Your instructions: Beneath this task is a listing; retype all of it exactly.

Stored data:
^^^^
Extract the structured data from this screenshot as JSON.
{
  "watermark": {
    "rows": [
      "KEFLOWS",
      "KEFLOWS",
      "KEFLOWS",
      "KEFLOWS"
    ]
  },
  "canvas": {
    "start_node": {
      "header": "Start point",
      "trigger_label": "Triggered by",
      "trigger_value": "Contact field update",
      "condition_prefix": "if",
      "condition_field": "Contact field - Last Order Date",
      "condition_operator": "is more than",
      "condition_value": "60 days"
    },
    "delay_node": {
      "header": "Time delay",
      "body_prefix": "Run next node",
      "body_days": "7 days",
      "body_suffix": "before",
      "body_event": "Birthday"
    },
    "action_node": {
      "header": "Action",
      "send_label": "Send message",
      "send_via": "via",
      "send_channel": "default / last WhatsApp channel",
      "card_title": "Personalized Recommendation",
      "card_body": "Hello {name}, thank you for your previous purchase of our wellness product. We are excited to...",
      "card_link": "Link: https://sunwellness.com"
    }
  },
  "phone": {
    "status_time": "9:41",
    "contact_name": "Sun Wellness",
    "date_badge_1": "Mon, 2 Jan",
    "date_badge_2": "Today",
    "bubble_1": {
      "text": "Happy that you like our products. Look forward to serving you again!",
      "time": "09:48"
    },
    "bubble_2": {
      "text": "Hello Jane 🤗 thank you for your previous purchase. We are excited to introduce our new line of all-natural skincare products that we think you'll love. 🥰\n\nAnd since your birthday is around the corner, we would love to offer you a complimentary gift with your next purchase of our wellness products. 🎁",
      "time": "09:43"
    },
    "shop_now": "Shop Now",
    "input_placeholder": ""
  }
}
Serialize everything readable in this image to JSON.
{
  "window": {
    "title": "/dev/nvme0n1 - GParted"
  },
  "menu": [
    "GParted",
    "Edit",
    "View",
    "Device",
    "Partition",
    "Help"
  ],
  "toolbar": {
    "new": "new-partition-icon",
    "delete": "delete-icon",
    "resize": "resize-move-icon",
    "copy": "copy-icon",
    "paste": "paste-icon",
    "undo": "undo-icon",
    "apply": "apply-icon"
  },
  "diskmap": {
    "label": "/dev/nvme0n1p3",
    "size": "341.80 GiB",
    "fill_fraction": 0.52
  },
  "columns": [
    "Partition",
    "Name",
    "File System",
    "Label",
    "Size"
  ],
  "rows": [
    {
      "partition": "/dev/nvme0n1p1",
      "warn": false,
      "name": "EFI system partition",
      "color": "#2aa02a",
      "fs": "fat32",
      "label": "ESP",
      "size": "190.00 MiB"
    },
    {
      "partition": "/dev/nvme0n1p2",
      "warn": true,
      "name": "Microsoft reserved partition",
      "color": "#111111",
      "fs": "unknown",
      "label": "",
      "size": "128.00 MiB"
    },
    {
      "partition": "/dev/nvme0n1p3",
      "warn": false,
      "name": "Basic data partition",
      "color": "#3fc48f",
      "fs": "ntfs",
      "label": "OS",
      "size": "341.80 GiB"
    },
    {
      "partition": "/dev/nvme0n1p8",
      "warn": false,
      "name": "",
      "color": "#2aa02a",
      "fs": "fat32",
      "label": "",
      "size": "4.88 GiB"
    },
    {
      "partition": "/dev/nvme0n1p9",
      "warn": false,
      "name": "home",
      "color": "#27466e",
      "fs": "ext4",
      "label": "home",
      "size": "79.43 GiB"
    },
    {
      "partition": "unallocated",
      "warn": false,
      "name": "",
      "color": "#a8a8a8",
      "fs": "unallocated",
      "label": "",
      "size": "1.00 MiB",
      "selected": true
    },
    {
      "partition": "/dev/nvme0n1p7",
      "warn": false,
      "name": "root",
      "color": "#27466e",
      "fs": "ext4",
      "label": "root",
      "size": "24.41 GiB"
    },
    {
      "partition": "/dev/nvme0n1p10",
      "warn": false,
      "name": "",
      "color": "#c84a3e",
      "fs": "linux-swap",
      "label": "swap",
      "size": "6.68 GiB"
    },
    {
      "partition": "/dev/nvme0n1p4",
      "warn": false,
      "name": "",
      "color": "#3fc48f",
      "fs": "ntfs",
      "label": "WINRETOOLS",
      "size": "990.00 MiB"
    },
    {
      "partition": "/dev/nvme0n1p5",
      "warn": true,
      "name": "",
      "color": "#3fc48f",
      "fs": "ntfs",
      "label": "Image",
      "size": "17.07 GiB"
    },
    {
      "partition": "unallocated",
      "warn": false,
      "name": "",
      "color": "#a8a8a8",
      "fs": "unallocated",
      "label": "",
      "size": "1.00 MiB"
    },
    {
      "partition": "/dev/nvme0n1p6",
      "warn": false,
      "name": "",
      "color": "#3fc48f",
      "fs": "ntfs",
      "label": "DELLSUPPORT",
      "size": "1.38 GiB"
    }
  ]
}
^^^^
Answer in full:
Extract the structured data from this screenshot as JSON.
{
  "watermark": {
    "rows": [
      "KEFLOWS",
      "KEFLOWS",
      "KEFLOWS",
      "KEFLOWS"
    ]
  },
  "canvas": {
    "start_node": {
      "header": "Start point",
      "trigger_label": "Triggered by",
      "trigger_value": "Contact field update",
      "condition_prefix": "if",
      "condition_field": "Contact field - Last Order Date",
      "condition_operator": "is more than",
      "condition_value": "60 days"
    },
    "delay_node": {
      "header": "Time delay",
      "body_prefix": "Run next node",
      "body_days": "7 days",
      "body_suffix": "before",
      "body_event": "Birthday"
    },
    "action_node": {
      "header": "Action",
      "send_label": "Send message",
      "send_via": "via",
      "send_channel": "default / last WhatsApp channel",
      "card_title": "Personalized Recommendation",
      "card_body": "Hello {name}, thank you for your previous purchase of our wellness product. We are excited to...",
      "card_link": "Link: https://sunwellness.com"
    }
  },
  "phone": {
    "status_time": "9:41",
    "contact_name": "Sun Wellness",
    "date_badge_1": "Mon, 2 Jan",
    "date_badge_2": "Today",
    "bubble_1": {
      "text": "Happy that you like our products. Look forward to serving you again!",
      "time": "09:48"
    },
    "bubble_2": {
      "text": "Hello Jane 🤗 thank you for your previous purchase. We are excited to introduce our new line of all-natural skincare products that we think you'll love. 🥰\n\nAnd since your birthday is around the corner, we would love to offer you a complimentary gift with your next purchase of our wellness products. 🎁",
      "time": "09:43"
    },
    "shop_now": "Shop Now",
    "input_placeholder": ""
  }
}
Serialize everything readable in this image to JSON.
{
  "window": {
    "title": "/dev/nvme0n1 - GParted"
  },
  "menu": [
    "GParted",
    "Edit",
    "View",
    "Device",
    "Partition",
    "Help"
  ],
  "toolbar": {
    "new": "new-partition-icon",
    "delete": "delete-icon",
    "resize": "resize-move-icon",
    "copy": "copy-icon",
    "paste": "paste-icon",
    "undo": "undo-icon",
    "apply": "apply-icon"
  },
  "diskmap": {
    "label": "/dev/nvme0n1p3",
    "size": "341.80 GiB",
    "fill_fraction": 0.52
  },
  "columns": [
    "Partition",
    "Name",
    "File System",
    "Label",
    "Size"
  ],
  "rows": [
    {
      "partition": "/dev/nvme0n1p1",
      "warn": false,
      "name": "EFI system partition",
      "color": "#2aa02a",
      "fs": "fat32",
      "label": "ESP",
      "size": "190.00 MiB"
    },
    {
      "partition": "/dev/nvme0n1p2",
      "warn": true,
      "name": "Microsoft reserved partition",
      "color": "#111111",
      "fs": "unknown",
      "label": "",
      "size": "128.00 MiB"
    },
    {
      "partition": "/dev/nvme0n1p3",
      "warn": false,
      "name": "Basic data partition",
      "color": "#3fc48f",
      "fs": "ntfs",
      "label": "OS",
      "size": "341.80 GiB"
    },
    {
      "partition": "/dev/nvme0n1p8",
      "warn": false,
      "name": "",
      "color": "#2aa02a",
      "fs": "fat32",
      "label": "",
      "size": "4.88 GiB"
    },
    {
      "partition": "/dev/nvme0n1p9",
      "warn": false,
      "name": "home",
      "color": "#27466e",
      "fs": "ext4",
      "label": "home",
      "size": "79.43 GiB"
    },
    {
      "partition": "unallocated",
      "warn": false,
      "name": "",
      "color": "#a8a8a8",
      "fs": "unallocated",
      "label": "",
      "size": "1.00 MiB",
      "selected": true
    },
    {
      "partition": "/dev/nvme0n1p7",
      "warn": false,
      "name": "root",
      "color": "#27466e",
      "fs": "ext4",
      "label": "root",
      "size": "24.41 GiB"
    },
    {
      "partition": "/dev/nvme0n1p10",
      "warn": false,
      "name": "",
      "color": "#c84a3e",
      "fs": "linux-swap",
      "label": "swap",
      "size": "6.68 GiB"
    },
    {
      "partition": "/dev/nvme0n1p4",
      "warn": false,
      "name": "",
      "color": "#3fc48f",
      "fs": "ntfs",
      "label": "WINRETOOLS",
      "size": "990.00 MiB"
    },
    {
      "partition": "/dev/nvme0n1p5",
      "warn": true,
      "name": "",
      "color": "#3fc48f",
      "fs": "ntfs",
      "label": "Image",
      "size": "17.07 GiB"
    },
    {
      "partition": "unallocated",
      "warn": false,
      "name": "",
      "color": "#a8a8a8",
      "fs": "unallocated",
      "label": "",
      "size": "1.00 MiB"
    },
    {
      "partition": "/dev/nvme0n1p6",
      "warn": false,
      "name": "",
      "color": "#3fc48f",
      "fs": "ntfs",
      "label": "DELLSUPPORT",
      "size": "1.38 GiB"
    }
  ]
}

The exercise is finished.